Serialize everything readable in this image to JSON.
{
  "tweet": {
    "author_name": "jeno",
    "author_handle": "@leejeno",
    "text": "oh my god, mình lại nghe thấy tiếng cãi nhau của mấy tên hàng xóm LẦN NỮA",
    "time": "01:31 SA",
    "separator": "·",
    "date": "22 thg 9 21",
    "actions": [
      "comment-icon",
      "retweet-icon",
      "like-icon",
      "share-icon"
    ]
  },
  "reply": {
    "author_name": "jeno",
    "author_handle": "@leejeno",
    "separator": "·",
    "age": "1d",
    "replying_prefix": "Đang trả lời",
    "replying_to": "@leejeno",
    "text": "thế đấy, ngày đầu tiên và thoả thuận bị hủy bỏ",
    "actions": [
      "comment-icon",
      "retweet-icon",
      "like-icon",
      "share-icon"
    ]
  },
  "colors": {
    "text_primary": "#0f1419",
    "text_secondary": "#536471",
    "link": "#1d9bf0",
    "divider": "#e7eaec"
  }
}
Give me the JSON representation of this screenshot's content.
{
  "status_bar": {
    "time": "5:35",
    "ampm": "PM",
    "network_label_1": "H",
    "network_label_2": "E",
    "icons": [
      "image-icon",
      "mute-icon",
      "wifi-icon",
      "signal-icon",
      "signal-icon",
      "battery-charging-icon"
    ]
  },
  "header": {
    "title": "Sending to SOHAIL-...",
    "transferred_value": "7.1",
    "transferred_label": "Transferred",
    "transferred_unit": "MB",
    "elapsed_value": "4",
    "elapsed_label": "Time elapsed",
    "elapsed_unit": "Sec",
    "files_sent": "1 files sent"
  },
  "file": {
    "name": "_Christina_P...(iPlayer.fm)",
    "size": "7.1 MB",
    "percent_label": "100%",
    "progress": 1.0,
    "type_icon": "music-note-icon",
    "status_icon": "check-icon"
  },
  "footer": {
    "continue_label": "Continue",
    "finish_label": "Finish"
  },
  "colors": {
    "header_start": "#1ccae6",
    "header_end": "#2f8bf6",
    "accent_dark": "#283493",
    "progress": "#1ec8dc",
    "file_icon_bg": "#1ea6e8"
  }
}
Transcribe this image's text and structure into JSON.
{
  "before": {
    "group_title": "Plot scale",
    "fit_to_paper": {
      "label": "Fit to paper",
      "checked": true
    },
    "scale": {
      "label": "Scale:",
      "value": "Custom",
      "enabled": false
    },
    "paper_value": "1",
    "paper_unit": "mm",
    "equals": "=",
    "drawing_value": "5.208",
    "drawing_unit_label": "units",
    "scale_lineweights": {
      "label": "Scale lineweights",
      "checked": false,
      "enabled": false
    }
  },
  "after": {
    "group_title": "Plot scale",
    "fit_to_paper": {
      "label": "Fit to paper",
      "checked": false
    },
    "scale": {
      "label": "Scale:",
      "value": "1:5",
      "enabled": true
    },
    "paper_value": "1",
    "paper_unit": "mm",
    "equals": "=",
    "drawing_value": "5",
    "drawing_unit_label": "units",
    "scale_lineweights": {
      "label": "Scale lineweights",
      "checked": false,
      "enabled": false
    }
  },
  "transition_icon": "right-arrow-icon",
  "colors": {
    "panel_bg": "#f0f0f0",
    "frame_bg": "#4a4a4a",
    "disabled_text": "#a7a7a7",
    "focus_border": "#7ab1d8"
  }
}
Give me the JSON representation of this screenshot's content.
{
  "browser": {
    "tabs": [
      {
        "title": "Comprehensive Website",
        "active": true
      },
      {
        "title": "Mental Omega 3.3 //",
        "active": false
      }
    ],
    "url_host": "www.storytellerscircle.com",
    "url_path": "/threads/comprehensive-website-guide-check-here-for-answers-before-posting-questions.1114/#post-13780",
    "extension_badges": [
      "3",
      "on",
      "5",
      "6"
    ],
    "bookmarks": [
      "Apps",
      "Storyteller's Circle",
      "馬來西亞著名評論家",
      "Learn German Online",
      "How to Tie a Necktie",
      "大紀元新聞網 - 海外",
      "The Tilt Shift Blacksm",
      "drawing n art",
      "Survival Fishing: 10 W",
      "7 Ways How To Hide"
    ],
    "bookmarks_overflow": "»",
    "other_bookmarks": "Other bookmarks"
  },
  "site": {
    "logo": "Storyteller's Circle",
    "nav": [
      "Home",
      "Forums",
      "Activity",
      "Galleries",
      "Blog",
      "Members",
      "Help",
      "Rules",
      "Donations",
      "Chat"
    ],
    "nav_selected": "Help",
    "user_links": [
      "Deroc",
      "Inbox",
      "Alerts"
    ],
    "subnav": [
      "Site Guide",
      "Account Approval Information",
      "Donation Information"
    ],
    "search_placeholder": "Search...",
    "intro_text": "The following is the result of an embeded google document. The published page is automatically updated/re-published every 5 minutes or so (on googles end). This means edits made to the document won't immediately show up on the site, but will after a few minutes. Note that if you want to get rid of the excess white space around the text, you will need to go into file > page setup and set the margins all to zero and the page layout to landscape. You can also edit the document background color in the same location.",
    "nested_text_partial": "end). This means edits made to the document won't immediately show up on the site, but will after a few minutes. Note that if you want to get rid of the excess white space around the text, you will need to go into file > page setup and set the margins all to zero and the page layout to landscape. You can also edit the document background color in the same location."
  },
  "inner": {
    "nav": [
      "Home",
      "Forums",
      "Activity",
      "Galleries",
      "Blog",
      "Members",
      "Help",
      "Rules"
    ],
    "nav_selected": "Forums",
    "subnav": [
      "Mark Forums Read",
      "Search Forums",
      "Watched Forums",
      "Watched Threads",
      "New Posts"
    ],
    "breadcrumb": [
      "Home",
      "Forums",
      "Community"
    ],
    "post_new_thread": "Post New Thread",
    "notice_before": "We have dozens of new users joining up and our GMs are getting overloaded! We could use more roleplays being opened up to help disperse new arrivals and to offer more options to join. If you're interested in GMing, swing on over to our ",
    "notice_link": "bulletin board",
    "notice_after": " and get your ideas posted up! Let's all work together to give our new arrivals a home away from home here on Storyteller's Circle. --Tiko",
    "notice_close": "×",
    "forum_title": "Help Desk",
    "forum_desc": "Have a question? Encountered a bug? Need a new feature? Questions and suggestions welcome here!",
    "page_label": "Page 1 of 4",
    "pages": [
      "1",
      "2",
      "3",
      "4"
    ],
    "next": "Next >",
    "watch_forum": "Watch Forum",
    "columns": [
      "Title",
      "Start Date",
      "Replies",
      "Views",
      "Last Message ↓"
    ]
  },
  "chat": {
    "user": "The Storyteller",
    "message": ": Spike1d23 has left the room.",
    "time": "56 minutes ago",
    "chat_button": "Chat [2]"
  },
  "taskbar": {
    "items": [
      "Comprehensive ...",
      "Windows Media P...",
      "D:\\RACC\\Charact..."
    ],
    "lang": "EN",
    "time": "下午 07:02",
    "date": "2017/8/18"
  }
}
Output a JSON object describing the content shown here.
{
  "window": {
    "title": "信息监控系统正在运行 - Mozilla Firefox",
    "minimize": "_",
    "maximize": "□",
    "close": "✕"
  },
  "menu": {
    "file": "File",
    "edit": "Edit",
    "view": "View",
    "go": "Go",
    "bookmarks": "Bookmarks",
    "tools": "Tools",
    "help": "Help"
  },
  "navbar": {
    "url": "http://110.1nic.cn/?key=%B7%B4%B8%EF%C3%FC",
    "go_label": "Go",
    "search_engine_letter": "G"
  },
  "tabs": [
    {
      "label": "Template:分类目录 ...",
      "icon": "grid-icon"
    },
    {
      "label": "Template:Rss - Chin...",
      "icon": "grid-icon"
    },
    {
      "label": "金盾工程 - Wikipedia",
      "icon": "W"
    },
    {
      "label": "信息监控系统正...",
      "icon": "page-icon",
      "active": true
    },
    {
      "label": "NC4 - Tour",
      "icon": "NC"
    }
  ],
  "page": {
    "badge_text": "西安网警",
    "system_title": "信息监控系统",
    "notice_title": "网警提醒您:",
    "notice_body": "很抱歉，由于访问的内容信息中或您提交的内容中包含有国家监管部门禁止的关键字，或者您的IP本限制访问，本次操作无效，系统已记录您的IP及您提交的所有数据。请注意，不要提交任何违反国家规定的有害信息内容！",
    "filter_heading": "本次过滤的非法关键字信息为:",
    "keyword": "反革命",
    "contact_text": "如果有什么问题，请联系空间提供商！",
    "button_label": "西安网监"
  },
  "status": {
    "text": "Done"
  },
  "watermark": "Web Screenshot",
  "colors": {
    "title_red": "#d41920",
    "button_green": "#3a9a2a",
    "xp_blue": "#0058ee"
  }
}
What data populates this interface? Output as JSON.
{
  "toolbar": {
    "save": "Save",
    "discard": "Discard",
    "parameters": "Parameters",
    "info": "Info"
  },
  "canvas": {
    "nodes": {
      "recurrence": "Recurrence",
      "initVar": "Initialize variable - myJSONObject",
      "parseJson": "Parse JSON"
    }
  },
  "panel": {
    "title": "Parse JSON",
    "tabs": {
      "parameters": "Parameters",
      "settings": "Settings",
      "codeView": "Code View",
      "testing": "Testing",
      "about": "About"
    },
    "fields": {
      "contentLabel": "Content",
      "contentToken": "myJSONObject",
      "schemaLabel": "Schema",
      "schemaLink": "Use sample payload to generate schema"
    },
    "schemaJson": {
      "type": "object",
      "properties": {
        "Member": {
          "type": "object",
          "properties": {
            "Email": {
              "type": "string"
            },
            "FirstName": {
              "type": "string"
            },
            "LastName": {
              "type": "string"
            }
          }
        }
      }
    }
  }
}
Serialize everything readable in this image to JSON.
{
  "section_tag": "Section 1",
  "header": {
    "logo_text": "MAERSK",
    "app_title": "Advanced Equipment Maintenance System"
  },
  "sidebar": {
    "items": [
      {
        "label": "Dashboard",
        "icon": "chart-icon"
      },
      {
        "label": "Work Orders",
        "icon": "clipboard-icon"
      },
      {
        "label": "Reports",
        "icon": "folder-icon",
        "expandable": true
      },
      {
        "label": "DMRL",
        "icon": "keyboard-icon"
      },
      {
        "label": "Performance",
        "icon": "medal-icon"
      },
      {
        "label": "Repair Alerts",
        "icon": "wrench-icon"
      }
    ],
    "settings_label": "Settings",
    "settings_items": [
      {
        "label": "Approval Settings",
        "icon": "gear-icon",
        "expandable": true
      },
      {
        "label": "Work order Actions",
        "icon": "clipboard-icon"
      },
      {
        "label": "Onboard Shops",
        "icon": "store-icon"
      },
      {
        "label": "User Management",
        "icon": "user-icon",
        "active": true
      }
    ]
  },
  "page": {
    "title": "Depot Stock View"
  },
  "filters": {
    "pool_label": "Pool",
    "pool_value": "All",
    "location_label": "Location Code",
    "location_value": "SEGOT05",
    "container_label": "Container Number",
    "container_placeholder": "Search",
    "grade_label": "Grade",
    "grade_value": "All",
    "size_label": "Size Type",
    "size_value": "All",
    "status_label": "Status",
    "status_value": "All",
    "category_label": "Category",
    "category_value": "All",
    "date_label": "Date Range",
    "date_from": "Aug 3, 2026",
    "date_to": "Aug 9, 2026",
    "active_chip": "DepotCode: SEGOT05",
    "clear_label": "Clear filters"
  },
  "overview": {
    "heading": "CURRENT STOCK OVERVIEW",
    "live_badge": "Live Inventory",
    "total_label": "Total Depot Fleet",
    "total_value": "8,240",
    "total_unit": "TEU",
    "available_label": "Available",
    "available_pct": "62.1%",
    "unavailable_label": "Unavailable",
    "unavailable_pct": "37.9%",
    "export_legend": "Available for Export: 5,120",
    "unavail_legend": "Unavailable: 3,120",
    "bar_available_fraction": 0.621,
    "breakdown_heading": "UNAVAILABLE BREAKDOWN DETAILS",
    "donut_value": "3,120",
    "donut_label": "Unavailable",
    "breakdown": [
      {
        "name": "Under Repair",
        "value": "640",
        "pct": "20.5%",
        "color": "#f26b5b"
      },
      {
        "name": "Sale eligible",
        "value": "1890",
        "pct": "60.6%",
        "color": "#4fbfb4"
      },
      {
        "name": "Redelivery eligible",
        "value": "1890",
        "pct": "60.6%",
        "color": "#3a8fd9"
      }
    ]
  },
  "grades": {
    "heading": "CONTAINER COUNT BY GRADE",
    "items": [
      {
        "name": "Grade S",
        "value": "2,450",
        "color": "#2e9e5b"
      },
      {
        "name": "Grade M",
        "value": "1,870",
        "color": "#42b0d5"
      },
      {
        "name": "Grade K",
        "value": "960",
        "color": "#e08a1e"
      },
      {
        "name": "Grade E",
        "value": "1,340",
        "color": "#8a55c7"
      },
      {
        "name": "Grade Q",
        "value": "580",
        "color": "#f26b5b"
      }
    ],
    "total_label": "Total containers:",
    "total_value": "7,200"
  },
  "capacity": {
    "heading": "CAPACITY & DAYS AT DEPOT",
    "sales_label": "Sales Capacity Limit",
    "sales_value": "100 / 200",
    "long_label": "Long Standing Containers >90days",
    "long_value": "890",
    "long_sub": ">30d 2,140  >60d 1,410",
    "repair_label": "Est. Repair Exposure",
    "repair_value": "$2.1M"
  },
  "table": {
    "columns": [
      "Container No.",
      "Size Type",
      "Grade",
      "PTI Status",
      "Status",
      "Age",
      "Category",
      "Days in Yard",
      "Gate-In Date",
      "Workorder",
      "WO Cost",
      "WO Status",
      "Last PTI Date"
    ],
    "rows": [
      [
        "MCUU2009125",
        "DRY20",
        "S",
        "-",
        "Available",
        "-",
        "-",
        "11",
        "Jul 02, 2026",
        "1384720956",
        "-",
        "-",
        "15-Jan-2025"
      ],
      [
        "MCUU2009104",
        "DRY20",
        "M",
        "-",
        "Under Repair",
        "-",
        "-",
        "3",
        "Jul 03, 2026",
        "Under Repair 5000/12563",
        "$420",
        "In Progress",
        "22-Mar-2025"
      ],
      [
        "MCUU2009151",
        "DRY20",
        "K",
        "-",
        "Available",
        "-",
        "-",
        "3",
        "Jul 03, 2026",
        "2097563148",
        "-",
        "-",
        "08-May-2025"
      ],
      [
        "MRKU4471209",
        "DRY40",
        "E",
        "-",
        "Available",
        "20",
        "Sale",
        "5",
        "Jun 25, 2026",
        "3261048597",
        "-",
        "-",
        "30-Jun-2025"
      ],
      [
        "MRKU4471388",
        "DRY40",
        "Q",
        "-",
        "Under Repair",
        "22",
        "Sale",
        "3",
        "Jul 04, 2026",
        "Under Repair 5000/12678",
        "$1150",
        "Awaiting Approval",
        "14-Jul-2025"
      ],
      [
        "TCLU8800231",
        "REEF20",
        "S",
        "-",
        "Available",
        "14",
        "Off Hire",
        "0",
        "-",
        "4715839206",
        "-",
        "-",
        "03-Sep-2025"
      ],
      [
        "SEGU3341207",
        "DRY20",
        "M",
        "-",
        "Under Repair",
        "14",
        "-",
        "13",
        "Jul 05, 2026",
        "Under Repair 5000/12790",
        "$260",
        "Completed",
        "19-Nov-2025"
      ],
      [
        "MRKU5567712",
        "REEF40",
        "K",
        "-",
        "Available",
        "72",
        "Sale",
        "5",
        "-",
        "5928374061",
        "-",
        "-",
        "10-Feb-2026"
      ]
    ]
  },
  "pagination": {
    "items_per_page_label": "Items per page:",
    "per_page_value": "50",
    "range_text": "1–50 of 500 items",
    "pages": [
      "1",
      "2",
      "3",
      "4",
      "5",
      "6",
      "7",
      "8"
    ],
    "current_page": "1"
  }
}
--------------------------------
DESCRIPTION OF THE TASK:
Choose all lines containing the string "Output" and copy them out.

COMPLETE ANSWER:
Output a JSON object describing the content shown here.
What data populates this interface? Output as JSON.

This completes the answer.